[begin PROVIDED ENTRIES]
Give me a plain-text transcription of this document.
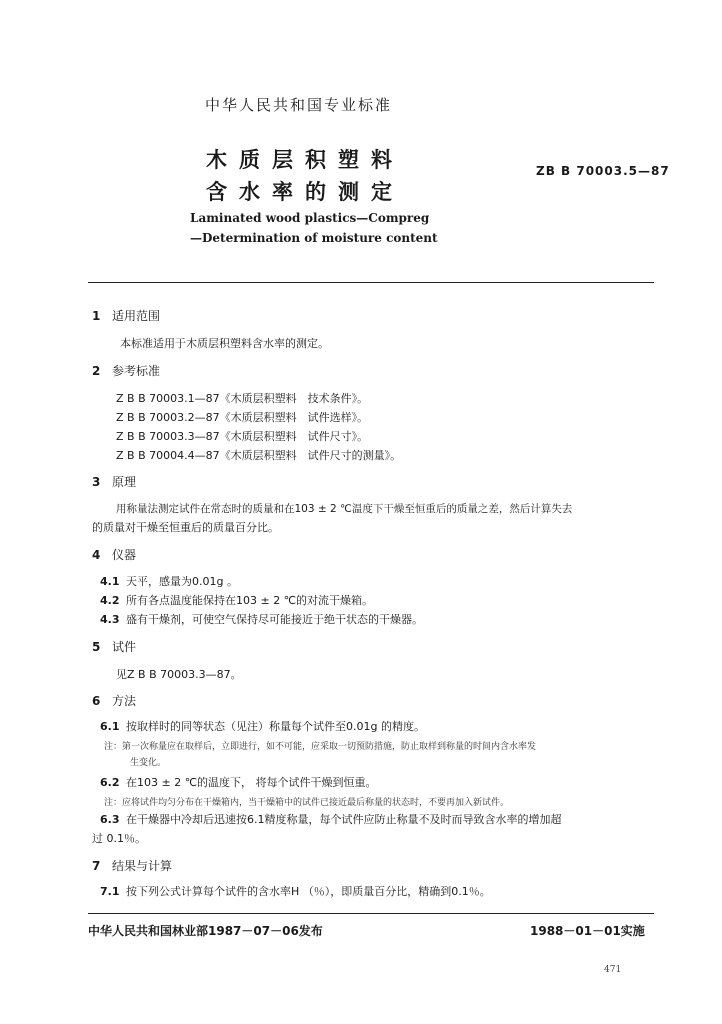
中华人民共和国专业标准
木质层积塑料
含水率的测定
ZB B 70003.5—87
Laminated wood plastics—Compreg
—Determination of moisture content
1 适用范围
本标准适用于木质层积塑料含水率的测定。
2 参考标准
Z B B 70003.1—87《木质层积塑料　技术条件》。
Z B B 70003.2—87《木质层积塑料　试件选样》。
Z B B 70003.3—87《木质层积塑料　试件尺寸》。
Z B B 70004.4—87《木质层积塑料　试件尺寸的测量》。
3 原理
用称量法测定试件在常态时的质量和在103 ± 2 ℃温度下干燥至恒重后的质量之差，然后计算失去
的质量对干燥至恒重后的质量百分比。
4 仪器
4.1 天平，感量为0.01g 。
4.2 所有各点温度能保持在103 ± 2 ℃的对流干燥箱。
4.3 盛有干燥剂，可使空气保持尽可能接近于绝干状态的干燥器。
5 试件
见Z B B 70003.3—87。
6 方法
6.1 按取样时的同等状态（见注）称量每个试件至0.01g 的精度。
注：第一次称量应在取样后，立即进行，如不可能，应采取一切预防措施，防止取样到称量的时间内含水率发
生变化。
6.2 在103 ± 2 ℃的温度下， 将每个试件干燥到恒重。
注：应将试件均匀分布在干燥箱内，当干燥箱中的试件已接近最后称量的状态时，不要再加入新试件。
6.3 在干燥器中冷却后迅速按6.1精度称量，每个试件应防止称量不及时而导致含水率的增加超
过 0.1％。
7 结果与计算
7.1 按下列公式计算每个试件的含水率H （％），即质量百分比，精确到0.1％。
中华人民共和国林业部1987－07－06发布	1988－01－01实施
471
[end PROVIDED ENTRIES]
● THE EXERCISE: Write out the listing word for word, omitting the pictures it holds.

● OUTPUT FOR THIS EXERCISE:
Give me a plain-text transcription of this document.
中华人民共和国专业标准
木质层积塑料
含水率的测定
ZB B 70003.5—87
Laminated wood plastics—Compreg
—Determination of moisture content
1 适用范围
本标准适用于木质层积塑料含水率的测定。
2 参考标准
Z B B 70003.1—87《木质层积塑料　技术条件》。
Z B B 70003.2—87《木质层积塑料　试件选样》。
Z B B 70003.3—87《木质层积塑料　试件尺寸》。
Z B B 70004.4—87《木质层积塑料　试件尺寸的测量》。
3 原理
用称量法测定试件在常态时的质量和在103 ± 2 ℃温度下干燥至恒重后的质量之差，然后计算失去
的质量对干燥至恒重后的质量百分比。
4 仪器
4.1 天平，感量为0.01g 。
4.2 所有各点温度能保持在103 ± 2 ℃的对流干燥箱。
4.3 盛有干燥剂，可使空气保持尽可能接近于绝干状态的干燥器。
5 试件
见Z B B 70003.3—87。
6 方法
6.1 按取样时的同等状态（见注）称量每个试件至0.01g 的精度。
注：第一次称量应在取样后，立即进行，如不可能，应采取一切预防措施，防止取样到称量的时间内含水率发
生变化。
6.2 在103 ± 2 ℃的温度下， 将每个试件干燥到恒重。
注：应将试件均匀分布在干燥箱内，当干燥箱中的试件已接近最后称量的状态时，不要再加入新试件。
6.3 在干燥器中冷却后迅速按6.1精度称量，每个试件应防止称量不及时而导致含水率的增加超
过 0.1％。
7 结果与计算
7.1 按下列公式计算每个试件的含水率H （％），即质量百分比，精确到0.1％。
中华人民共和国林业部1987－07－06发布	1988－01－01实施
471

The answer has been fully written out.